> **What is needed**
Copy out every line containing the word "toán".

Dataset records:
--------------------------------------------------

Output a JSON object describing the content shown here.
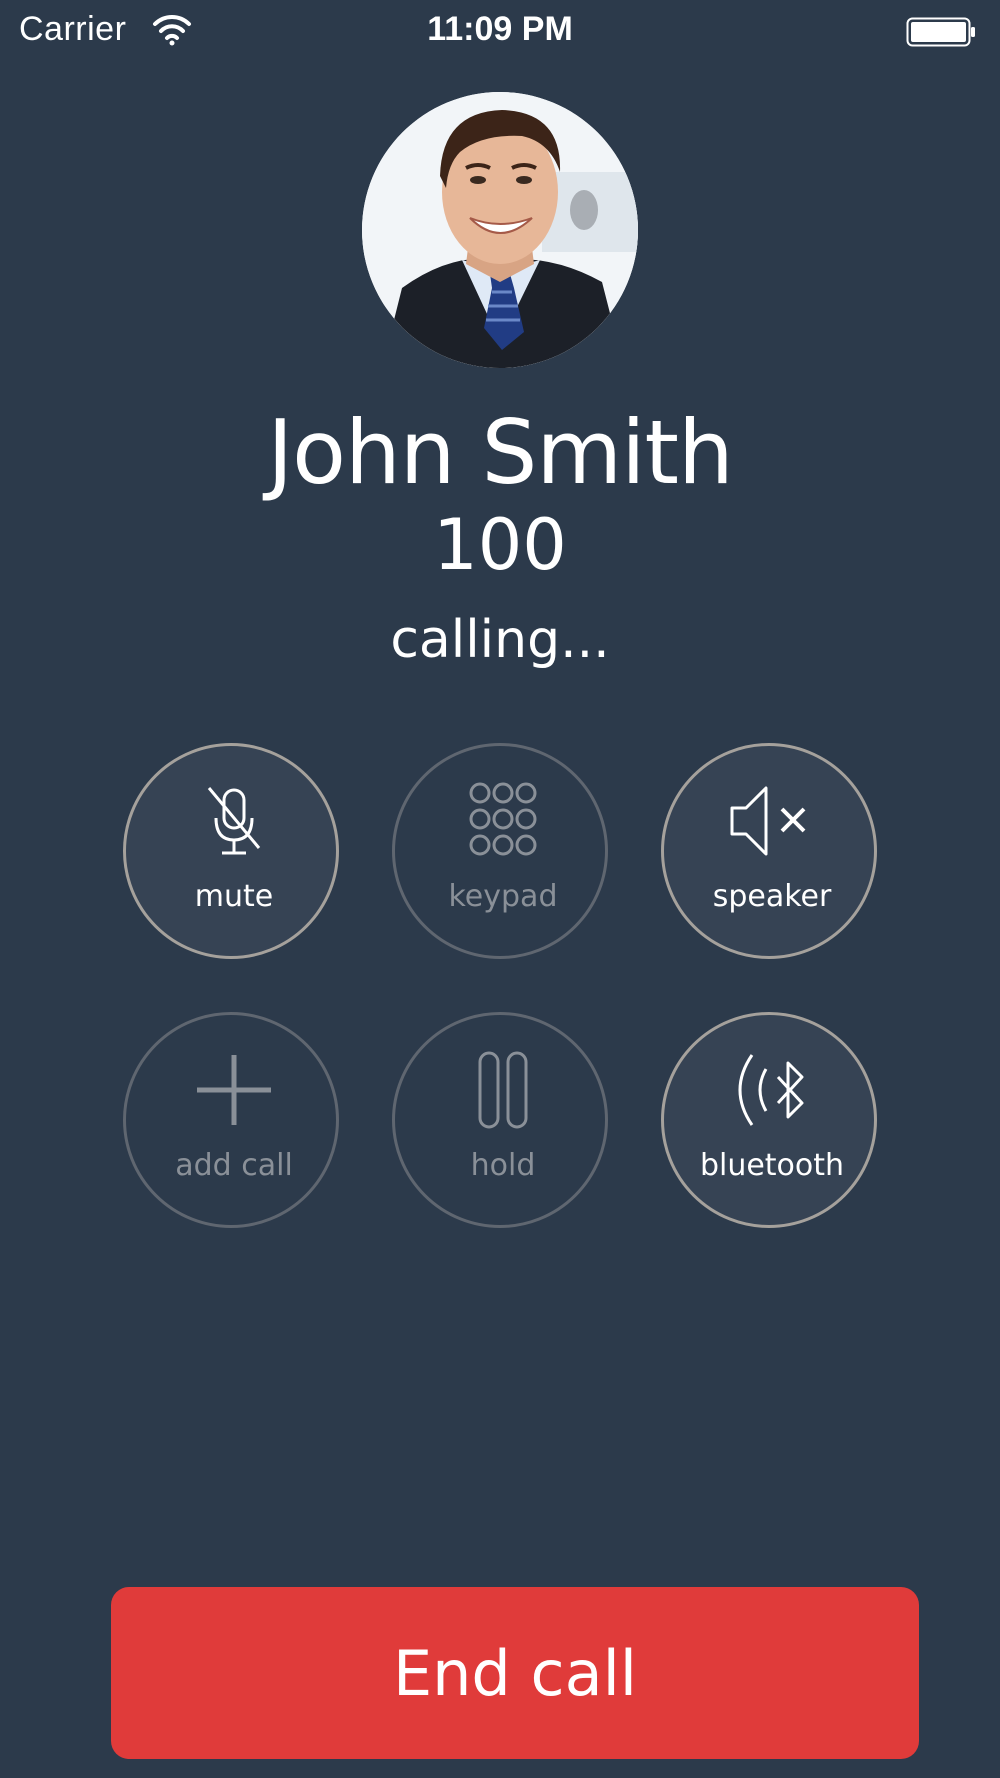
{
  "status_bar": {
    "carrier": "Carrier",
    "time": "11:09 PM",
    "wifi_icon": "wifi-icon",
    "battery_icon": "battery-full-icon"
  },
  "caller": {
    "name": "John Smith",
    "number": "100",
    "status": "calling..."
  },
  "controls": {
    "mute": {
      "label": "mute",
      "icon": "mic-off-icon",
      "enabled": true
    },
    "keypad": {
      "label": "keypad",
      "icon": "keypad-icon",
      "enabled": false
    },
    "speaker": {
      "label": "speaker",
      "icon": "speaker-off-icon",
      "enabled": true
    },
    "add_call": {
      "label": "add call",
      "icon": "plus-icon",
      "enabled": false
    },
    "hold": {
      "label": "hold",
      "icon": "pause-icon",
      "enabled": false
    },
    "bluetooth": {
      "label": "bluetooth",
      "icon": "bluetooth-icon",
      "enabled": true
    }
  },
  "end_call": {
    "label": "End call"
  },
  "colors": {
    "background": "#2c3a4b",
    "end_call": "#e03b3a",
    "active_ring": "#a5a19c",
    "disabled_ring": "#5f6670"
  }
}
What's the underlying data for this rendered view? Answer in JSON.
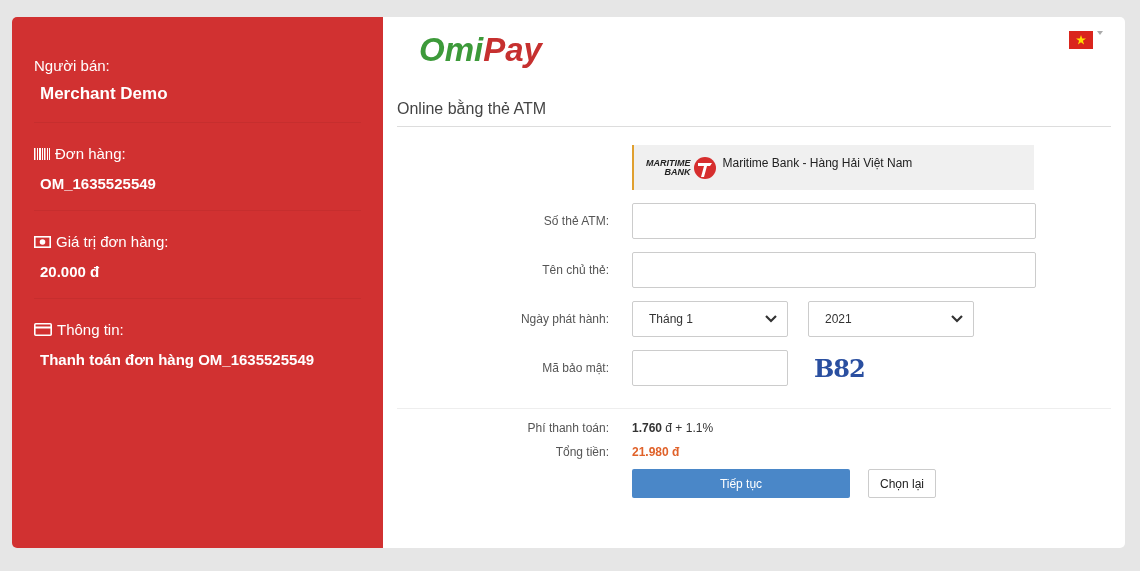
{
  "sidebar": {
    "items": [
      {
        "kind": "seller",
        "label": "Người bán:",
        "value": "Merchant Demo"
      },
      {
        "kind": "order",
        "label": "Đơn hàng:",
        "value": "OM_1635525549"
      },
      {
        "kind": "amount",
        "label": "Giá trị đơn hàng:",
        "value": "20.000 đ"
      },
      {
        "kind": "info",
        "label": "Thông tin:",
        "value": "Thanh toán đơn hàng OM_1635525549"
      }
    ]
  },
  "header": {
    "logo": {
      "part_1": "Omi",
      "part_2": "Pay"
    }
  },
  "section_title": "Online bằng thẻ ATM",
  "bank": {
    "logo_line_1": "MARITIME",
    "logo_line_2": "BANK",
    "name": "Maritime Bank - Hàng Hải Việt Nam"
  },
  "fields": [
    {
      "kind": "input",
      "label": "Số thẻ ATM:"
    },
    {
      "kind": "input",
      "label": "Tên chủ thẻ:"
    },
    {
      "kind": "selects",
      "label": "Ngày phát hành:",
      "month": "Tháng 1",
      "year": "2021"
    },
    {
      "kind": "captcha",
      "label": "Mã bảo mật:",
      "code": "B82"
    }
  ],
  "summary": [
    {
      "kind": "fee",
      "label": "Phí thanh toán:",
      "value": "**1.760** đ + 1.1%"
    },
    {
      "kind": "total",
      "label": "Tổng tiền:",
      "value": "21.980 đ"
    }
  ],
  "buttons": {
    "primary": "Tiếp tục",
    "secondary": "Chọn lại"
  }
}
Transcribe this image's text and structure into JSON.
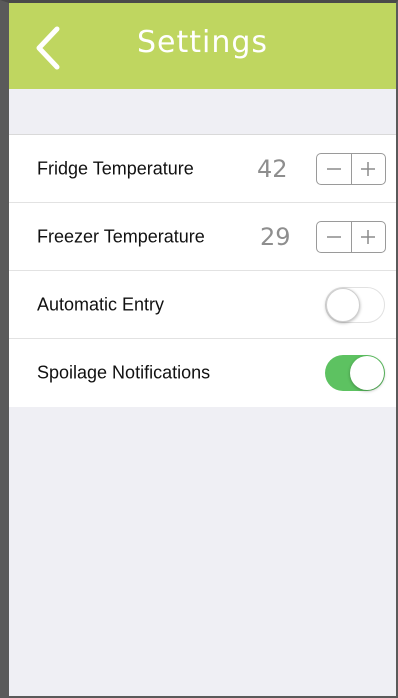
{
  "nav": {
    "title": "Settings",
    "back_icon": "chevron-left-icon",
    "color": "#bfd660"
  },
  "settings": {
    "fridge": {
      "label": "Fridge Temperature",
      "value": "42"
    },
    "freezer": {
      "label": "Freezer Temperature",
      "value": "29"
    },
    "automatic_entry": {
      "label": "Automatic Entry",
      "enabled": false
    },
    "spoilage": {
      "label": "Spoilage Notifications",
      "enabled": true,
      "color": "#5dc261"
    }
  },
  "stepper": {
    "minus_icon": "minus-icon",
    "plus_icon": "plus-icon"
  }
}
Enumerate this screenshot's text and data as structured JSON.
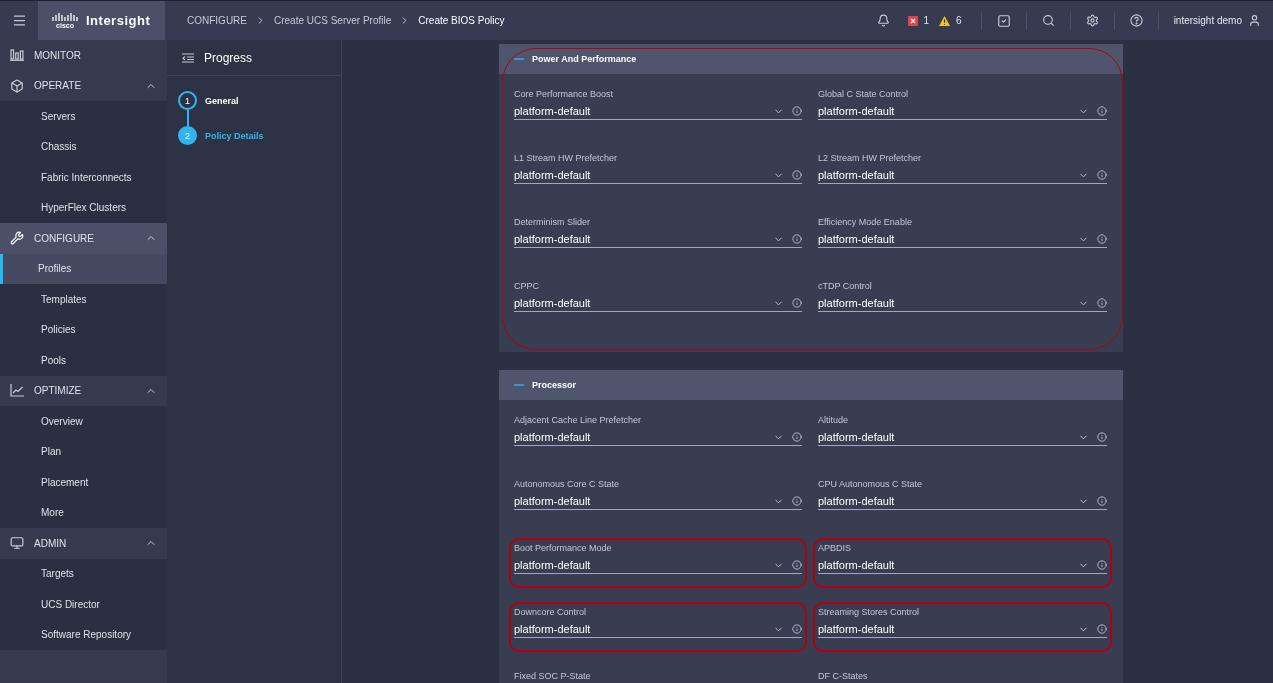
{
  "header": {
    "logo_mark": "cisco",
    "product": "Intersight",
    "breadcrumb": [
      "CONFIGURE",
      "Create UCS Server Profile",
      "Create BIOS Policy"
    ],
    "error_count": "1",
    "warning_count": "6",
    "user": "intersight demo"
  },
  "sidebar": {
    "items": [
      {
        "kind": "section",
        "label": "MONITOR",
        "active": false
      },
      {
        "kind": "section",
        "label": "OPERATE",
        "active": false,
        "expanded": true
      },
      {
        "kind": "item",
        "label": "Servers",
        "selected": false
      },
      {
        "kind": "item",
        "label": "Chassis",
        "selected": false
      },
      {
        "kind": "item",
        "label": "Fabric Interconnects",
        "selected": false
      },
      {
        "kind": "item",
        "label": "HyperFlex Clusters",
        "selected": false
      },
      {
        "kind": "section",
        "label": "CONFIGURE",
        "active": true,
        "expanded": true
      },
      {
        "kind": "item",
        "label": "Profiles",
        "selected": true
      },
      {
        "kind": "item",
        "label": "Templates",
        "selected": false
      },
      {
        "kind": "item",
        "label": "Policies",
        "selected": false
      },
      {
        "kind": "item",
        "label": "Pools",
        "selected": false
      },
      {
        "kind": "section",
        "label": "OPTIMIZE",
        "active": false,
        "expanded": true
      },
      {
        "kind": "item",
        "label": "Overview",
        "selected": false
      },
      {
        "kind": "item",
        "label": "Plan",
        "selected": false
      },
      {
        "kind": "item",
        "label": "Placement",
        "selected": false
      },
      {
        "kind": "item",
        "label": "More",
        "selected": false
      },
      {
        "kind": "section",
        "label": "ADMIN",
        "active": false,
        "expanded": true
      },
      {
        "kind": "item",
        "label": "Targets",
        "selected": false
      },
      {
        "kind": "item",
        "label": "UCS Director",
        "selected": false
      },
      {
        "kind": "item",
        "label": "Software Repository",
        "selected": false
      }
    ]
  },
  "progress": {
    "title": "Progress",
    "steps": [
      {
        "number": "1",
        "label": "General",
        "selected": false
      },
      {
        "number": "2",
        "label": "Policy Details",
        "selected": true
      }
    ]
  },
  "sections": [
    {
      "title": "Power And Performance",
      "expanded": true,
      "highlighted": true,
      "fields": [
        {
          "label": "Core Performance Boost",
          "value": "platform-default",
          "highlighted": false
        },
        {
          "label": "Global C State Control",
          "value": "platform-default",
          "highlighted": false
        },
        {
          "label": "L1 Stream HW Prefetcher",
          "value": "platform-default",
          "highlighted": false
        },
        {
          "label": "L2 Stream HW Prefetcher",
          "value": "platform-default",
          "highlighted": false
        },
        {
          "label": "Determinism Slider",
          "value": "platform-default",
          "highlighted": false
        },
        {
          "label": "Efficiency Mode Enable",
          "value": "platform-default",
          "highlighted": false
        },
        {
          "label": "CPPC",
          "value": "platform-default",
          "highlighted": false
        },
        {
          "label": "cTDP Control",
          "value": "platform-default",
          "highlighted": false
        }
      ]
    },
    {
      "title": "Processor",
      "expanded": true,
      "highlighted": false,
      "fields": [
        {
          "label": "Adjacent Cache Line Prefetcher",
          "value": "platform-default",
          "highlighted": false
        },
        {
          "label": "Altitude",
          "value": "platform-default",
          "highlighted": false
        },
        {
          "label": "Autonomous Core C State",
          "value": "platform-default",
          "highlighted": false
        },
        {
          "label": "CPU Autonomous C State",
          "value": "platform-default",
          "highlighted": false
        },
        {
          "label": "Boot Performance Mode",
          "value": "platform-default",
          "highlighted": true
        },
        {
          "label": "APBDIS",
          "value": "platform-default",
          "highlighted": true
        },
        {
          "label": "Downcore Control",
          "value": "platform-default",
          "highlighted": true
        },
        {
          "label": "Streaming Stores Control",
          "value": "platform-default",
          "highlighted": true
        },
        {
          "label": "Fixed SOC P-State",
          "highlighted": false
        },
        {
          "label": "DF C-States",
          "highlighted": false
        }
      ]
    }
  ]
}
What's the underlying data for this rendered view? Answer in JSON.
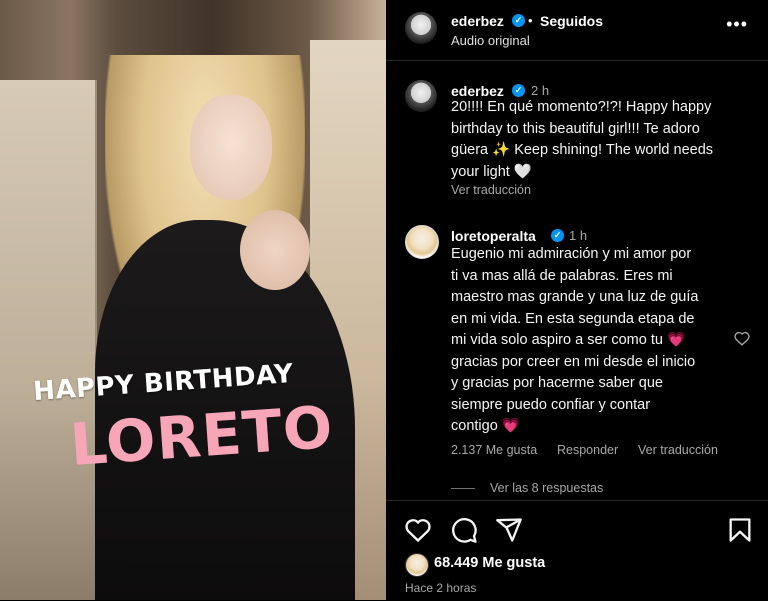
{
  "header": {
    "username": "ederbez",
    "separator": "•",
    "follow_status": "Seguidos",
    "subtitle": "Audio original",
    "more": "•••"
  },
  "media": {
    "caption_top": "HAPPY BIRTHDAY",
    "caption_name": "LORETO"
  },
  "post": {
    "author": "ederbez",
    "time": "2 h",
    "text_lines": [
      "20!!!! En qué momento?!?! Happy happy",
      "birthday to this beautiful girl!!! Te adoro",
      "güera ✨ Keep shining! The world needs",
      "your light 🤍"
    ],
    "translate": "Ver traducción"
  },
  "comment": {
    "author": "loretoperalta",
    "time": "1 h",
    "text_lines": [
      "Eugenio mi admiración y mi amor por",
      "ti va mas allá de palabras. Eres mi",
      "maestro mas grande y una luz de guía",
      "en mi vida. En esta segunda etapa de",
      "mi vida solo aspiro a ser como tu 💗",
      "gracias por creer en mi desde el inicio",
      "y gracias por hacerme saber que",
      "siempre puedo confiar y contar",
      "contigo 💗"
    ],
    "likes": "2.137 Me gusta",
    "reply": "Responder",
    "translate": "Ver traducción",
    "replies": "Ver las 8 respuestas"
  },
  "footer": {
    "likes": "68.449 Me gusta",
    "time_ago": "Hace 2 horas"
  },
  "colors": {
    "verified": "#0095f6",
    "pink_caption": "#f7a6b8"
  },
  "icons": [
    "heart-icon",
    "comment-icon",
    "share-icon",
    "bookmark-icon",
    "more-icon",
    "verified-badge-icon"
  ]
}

--------------------------------------------------

> **In response**
        "value": "Thanh toán đơn hàng OM_1635525549"
      "label": "Phí thanh toán:",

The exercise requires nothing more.